> _Do this_
Repeat the material below word for word and leave out all pictures.

> _Raw data_
####
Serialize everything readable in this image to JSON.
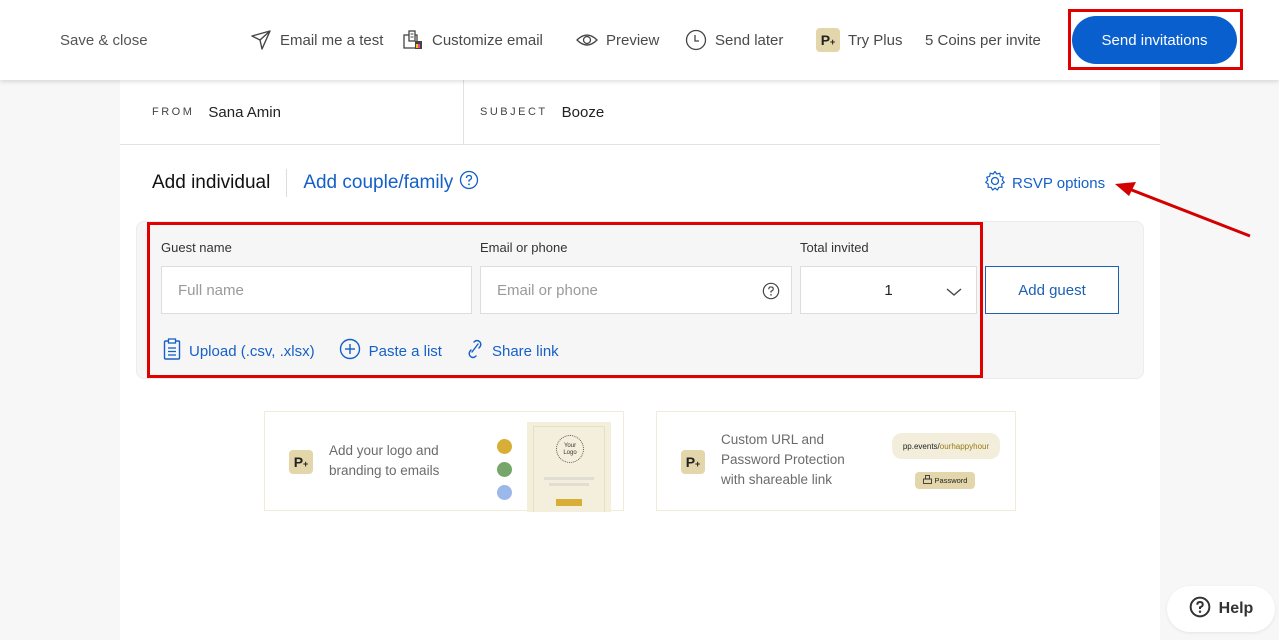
{
  "topbar": {
    "save_close": "Save & close",
    "email_test": "Email me a test",
    "customize_email": "Customize email",
    "preview": "Preview",
    "send_later": "Send later",
    "try_plus": "Try Plus",
    "plus_badge": "P",
    "coins": "5 Coins per invite",
    "send_invitations": "Send invitations"
  },
  "header": {
    "from_label": "FROM",
    "from_value": "Sana Amin",
    "subject_label": "SUBJECT",
    "subject_value": "Booze"
  },
  "tabs": {
    "add_individual": "Add individual",
    "add_couple_family": "Add couple/family",
    "rsvp_options": "RSVP options"
  },
  "guest_form": {
    "name_label": "Guest name",
    "name_placeholder": "Full name",
    "name_value": "",
    "contact_label": "Email or phone",
    "contact_placeholder": "Email or phone",
    "contact_value": "",
    "total_label": "Total invited",
    "total_value": "1",
    "add_guest": "Add guest",
    "upload": "Upload (.csv, .xlsx)",
    "paste_list": "Paste a list",
    "share_link": "Share link"
  },
  "promos": [
    {
      "line1": "Add your logo and",
      "line2": "branding to emails",
      "logo_text_1": "Your",
      "logo_text_2": "Logo"
    },
    {
      "line1": "Custom URL and",
      "line2": "Password Protection",
      "line3": "with shareable link",
      "url_prefix": "pp.events/",
      "url_slug": "ourhappyhour",
      "password_label": "Password"
    }
  ],
  "help": "Help",
  "colors": {
    "accent": "#0a5fcf",
    "link": "#1560c8",
    "plus_badge": "#e2d6aa",
    "highlight_red": "#e00000"
  }
}
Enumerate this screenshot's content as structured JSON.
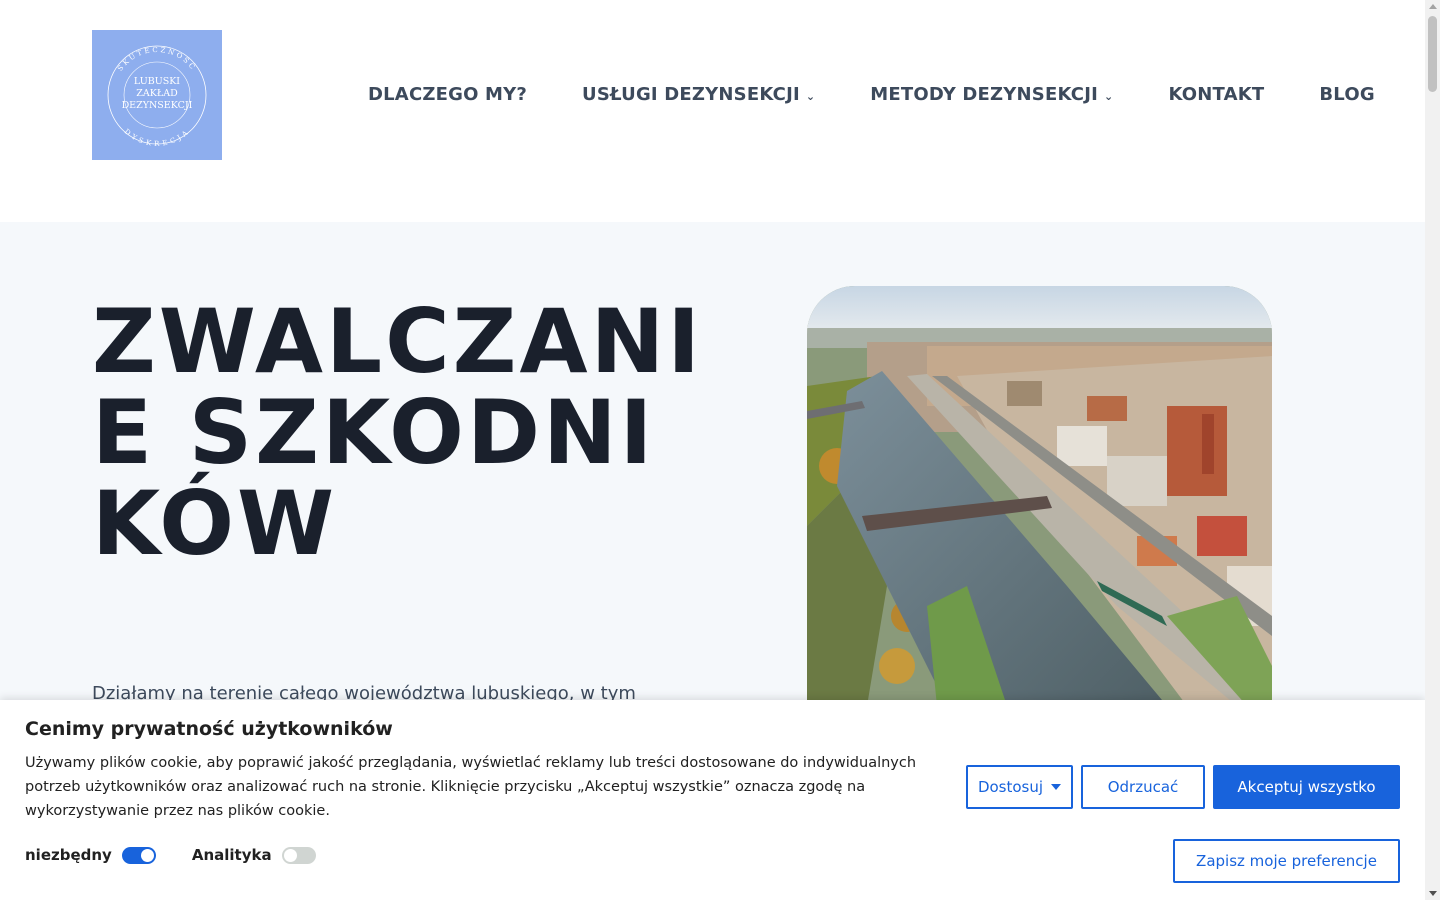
{
  "logo": {
    "line1": "LUBUSKI",
    "line2": "ZAKŁAD",
    "line3": "DEZYNSEKCJI",
    "arc_top": "SKUTECZNOŚĆ",
    "arc_bottom": "DYSKRECJA",
    "bg_color": "#8eaeee"
  },
  "nav": {
    "items": [
      {
        "label": "DLACZEGO MY?",
        "has_dropdown": false
      },
      {
        "label": "USŁUGI DEZYNSEKCJI",
        "has_dropdown": true
      },
      {
        "label": "METODY DEZYNSEKCJI",
        "has_dropdown": true
      },
      {
        "label": "KONTAKT",
        "has_dropdown": false
      },
      {
        "label": "BLOG",
        "has_dropdown": false
      }
    ],
    "dropdown_icon": "chevron-down-icon"
  },
  "hero": {
    "title": "ZWALCZANIE SZKODNIKÓW",
    "text": "Działamy na terenie całego województwa lubuskiego, w tym",
    "image": "aerial-city-river-photo"
  },
  "cookie": {
    "title": "Cenimy prywatność użytkowników",
    "text": "Używamy plików cookie, aby poprawić jakość przeglądania, wyświetlać reklamy lub treści dostosowane do indywidualnych potrzeb użytkowników oraz analizować ruch na stronie. Kliknięcie przycisku „Akceptuj wszystkie” oznacza zgodę na wykorzystywanie przez nas plików cookie.",
    "customize_label": "Dostosuj",
    "reject_label": "Odrzucać",
    "accept_label": "Akceptuj wszystko",
    "save_label": "Zapisz moje preferencje",
    "toggles": [
      {
        "label": "niezbędny",
        "on": true
      },
      {
        "label": "Analityka",
        "on": false
      }
    ],
    "accent_color": "#1863dc"
  }
}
####
> _Finished task_
Serialize everything readable in this image to JSON.
{
  "topbar": {
    "save_close": "Save & close",
    "email_test": "Email me a test",
    "customize_email": "Customize email",
    "preview": "Preview",
    "send_later": "Send later",
    "try_plus": "Try Plus",
    "plus_badge": "P",
    "coins": "5 Coins per invite",
    "send_invitations": "Send invitations"
  },
  "header": {
    "from_label": "FROM",
    "from_value": "Sana Amin",
    "subject_label": "SUBJECT",
    "subject_value": "Booze"
  },
  "tabs": {
    "add_individual": "Add individual",
    "add_couple_family": "Add couple/family",
    "rsvp_options": "RSVP options"
  },
  "guest_form": {
    "name_label": "Guest name",
    "name_placeholder": "Full name",
    "name_value": "",
    "contact_label": "Email or phone",
    "contact_placeholder": "Email or phone",
    "contact_value": "",
    "total_label": "Total invited",
    "total_value": "1",
    "add_guest": "Add guest",
    "upload": "Upload (.csv, .xlsx)",
    "paste_list": "Paste a list",
    "share_link": "Share link"
  },
  "promos": [
    {
      "line1": "Add your logo and",
      "line2": "branding to emails",
      "logo_text_1": "Your",
      "logo_text_2": "Logo"
    },
    {
      "line1": "Custom URL and",
      "line2": "Password Protection",
      "line3": "with shareable link",
      "url_prefix": "pp.events/",
      "url_slug": "ourhappyhour",
      "password_label": "Password"
    }
  ],
  "help": "Help",
  "colors": {
    "accent": "#0a5fcf",
    "link": "#1560c8",
    "plus_badge": "#e2d6aa",
    "highlight_red": "#e00000"
  }
}
Enumerate this screenshot's content as structured JSON.
{
  "logo": {
    "line1": "LUBUSKI",
    "line2": "ZAKŁAD",
    "line3": "DEZYNSEKCJI",
    "arc_top": "SKUTECZNOŚĆ",
    "arc_bottom": "DYSKRECJA",
    "bg_color": "#8eaeee"
  },
  "nav": {
    "items": [
      {
        "label": "DLACZEGO MY?",
        "has_dropdown": false
      },
      {
        "label": "USŁUGI DEZYNSEKCJI",
        "has_dropdown": true
      },
      {
        "label": "METODY DEZYNSEKCJI",
        "has_dropdown": true
      },
      {
        "label": "KONTAKT",
        "has_dropdown": false
      },
      {
        "label": "BLOG",
        "has_dropdown": false
      }
    ],
    "dropdown_icon": "chevron-down-icon"
  },
  "hero": {
    "title": "ZWALCZANIE SZKODNIKÓW",
    "text": "Działamy na terenie całego województwa lubuskiego, w tym",
    "image": "aerial-city-river-photo"
  },
  "cookie": {
    "title": "Cenimy prywatność użytkowników",
    "text": "Używamy plików cookie, aby poprawić jakość przeglądania, wyświetlać reklamy lub treści dostosowane do indywidualnych potrzeb użytkowników oraz analizować ruch na stronie. Kliknięcie przycisku „Akceptuj wszystkie” oznacza zgodę na wykorzystywanie przez nas plików cookie.",
    "customize_label": "Dostosuj",
    "reject_label": "Odrzucać",
    "accept_label": "Akceptuj wszystko",
    "save_label": "Zapisz moje preferencje",
    "toggles": [
      {
        "label": "niezbędny",
        "on": true
      },
      {
        "label": "Analityka",
        "on": false
      }
    ],
    "accent_color": "#1863dc"
  }
}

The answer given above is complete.